Extract every line below, verbatim.

Data listing:

■ ■ ■

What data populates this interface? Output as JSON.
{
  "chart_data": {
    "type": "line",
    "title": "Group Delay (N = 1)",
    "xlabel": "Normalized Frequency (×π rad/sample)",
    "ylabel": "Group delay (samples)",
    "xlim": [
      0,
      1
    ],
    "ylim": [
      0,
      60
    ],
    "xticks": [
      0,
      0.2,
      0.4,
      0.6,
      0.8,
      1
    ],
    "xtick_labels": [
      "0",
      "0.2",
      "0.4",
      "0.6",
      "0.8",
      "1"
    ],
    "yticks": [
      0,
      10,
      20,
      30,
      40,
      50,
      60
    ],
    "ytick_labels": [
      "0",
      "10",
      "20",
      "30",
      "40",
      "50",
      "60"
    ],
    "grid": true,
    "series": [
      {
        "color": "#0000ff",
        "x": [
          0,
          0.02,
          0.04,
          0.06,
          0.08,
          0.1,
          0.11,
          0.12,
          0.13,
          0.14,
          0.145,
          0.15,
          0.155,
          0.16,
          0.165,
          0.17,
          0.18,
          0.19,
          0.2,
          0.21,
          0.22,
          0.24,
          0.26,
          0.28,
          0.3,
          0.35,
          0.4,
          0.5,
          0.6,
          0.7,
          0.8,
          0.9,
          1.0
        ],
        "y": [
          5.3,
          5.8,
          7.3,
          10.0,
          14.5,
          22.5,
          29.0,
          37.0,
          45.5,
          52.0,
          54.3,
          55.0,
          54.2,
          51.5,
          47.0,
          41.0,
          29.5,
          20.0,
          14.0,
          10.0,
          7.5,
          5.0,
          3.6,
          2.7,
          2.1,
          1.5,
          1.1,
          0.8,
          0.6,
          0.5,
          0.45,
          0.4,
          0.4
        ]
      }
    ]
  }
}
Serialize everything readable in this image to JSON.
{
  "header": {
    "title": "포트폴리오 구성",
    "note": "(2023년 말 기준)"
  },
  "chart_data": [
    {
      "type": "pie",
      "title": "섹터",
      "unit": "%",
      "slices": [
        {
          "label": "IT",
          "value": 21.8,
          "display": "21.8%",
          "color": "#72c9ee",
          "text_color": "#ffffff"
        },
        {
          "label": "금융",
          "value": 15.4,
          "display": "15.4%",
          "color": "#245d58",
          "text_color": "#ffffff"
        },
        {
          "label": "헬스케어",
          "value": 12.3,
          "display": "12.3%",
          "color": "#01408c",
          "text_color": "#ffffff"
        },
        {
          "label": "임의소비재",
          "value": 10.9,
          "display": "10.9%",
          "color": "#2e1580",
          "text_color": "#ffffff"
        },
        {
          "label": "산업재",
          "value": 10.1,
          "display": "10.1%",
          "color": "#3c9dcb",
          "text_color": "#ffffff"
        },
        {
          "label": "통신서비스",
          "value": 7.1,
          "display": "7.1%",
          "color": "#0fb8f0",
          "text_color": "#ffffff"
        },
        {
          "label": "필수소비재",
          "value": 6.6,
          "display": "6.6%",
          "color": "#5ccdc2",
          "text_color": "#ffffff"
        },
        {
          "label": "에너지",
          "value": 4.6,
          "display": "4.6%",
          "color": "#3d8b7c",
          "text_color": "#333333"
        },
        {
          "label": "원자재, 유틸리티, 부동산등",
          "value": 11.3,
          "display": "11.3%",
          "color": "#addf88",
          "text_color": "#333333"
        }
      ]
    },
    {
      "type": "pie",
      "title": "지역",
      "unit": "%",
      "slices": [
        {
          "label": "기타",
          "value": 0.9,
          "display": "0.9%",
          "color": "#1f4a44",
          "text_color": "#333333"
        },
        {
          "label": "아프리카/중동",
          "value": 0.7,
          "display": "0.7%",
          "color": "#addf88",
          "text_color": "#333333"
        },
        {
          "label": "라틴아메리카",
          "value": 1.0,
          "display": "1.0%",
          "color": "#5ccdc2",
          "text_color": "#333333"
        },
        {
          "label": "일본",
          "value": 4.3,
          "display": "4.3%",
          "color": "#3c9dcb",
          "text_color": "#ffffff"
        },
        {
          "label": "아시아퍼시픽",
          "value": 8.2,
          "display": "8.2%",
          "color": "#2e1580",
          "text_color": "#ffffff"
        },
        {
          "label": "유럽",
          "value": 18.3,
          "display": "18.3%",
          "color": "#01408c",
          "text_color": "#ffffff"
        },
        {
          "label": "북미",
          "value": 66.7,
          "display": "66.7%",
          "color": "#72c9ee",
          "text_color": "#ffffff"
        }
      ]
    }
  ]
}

■ ■ ■

Response:
What data populates this interface? Output as JSON.
{
  "chart_data": {
    "type": "line",
    "title": "Group Delay (N = 1)",
    "xlabel": "Normalized Frequency (×π rad/sample)",
    "ylabel": "Group delay (samples)",
    "xlim": [
      0,
      1
    ],
    "ylim": [
      0,
      60
    ],
    "xticks": [
      0,
      0.2,
      0.4,
      0.6,
      0.8,
      1
    ],
    "xtick_labels": [
      "0",
      "0.2",
      "0.4",
      "0.6",
      "0.8",
      "1"
    ],
    "yticks": [
      0,
      10,
      20,
      30,
      40,
      50,
      60
    ],
    "ytick_labels": [
      "0",
      "10",
      "20",
      "30",
      "40",
      "50",
      "60"
    ],
    "grid": true,
    "series": [
      {
        "color": "#0000ff",
        "x": [
          0,
          0.02,
          0.04,
          0.06,
          0.08,
          0.1,
          0.11,
          0.12,
          0.13,
          0.14,
          0.145,
          0.15,
          0.155,
          0.16,
          0.165,
          0.17,
          0.18,
          0.19,
          0.2,
          0.21,
          0.22,
          0.24,
          0.26,
          0.28,
          0.3,
          0.35,
          0.4,
          0.5,
          0.6,
          0.7,
          0.8,
          0.9,
          1.0
        ],
        "y": [
          5.3,
          5.8,
          7.3,
          10.0,
          14.5,
          22.5,
          29.0,
          37.0,
          45.5,
          52.0,
          54.3,
          55.0,
          54.2,
          51.5,
          47.0,
          41.0,
          29.5,
          20.0,
          14.0,
          10.0,
          7.5,
          5.0,
          3.6,
          2.7,
          2.1,
          1.5,
          1.1,
          0.8,
          0.6,
          0.5,
          0.45,
          0.4,
          0.4
        ]
      }
    ]
  }
}
Serialize everything readable in this image to JSON.
{
  "header": {
    "title": "포트폴리오 구성",
    "note": "(2023년 말 기준)"
  },
  "chart_data": [
    {
      "type": "pie",
      "title": "섹터",
      "unit": "%",
      "slices": [
        {
          "label": "IT",
          "value": 21.8,
          "display": "21.8%",
          "color": "#72c9ee",
          "text_color": "#ffffff"
        },
        {
          "label": "금융",
          "value": 15.4,
          "display": "15.4%",
          "color": "#245d58",
          "text_color": "#ffffff"
        },
        {
          "label": "헬스케어",
          "value": 12.3,
          "display": "12.3%",
          "color": "#01408c",
          "text_color": "#ffffff"
        },
        {
          "label": "임의소비재",
          "value": 10.9,
          "display": "10.9%",
          "color": "#2e1580",
          "text_color": "#ffffff"
        },
        {
          "label": "산업재",
          "value": 10.1,
          "display": "10.1%",
          "color": "#3c9dcb",
          "text_color": "#ffffff"
        },
        {
          "label": "통신서비스",
          "value": 7.1,
          "display": "7.1%",
          "color": "#0fb8f0",
          "text_color": "#ffffff"
        },
        {
          "label": "필수소비재",
          "value": 6.6,
          "display": "6.6%",
          "color": "#5ccdc2",
          "text_color": "#ffffff"
        },
        {
          "label": "에너지",
          "value": 4.6,
          "display": "4.6%",
          "color": "#3d8b7c",
          "text_color": "#333333"
        },
        {
          "label": "원자재, 유틸리티, 부동산등",
          "value": 11.3,
          "display": "11.3%",
          "color": "#addf88",
          "text_color": "#333333"
        }
      ]
    },
    {
      "type": "pie",
      "title": "지역",
      "unit": "%",
      "slices": [
        {
          "label": "기타",
          "value": 0.9,
          "display": "0.9%",
          "color": "#1f4a44",
          "text_color": "#333333"
        },
        {
          "label": "아프리카/중동",
          "value": 0.7,
          "display": "0.7%",
          "color": "#addf88",
          "text_color": "#333333"
        },
        {
          "label": "라틴아메리카",
          "value": 1.0,
          "display": "1.0%",
          "color": "#5ccdc2",
          "text_color": "#333333"
        },
        {
          "label": "일본",
          "value": 4.3,
          "display": "4.3%",
          "color": "#3c9dcb",
          "text_color": "#ffffff"
        },
        {
          "label": "아시아퍼시픽",
          "value": 8.2,
          "display": "8.2%",
          "color": "#2e1580",
          "text_color": "#ffffff"
        },
        {
          "label": "유럽",
          "value": 18.3,
          "display": "18.3%",
          "color": "#01408c",
          "text_color": "#ffffff"
        },
        {
          "label": "북미",
          "value": 66.7,
          "display": "66.7%",
          "color": "#72c9ee",
          "text_color": "#ffffff"
        }
      ]
    }
  ]
}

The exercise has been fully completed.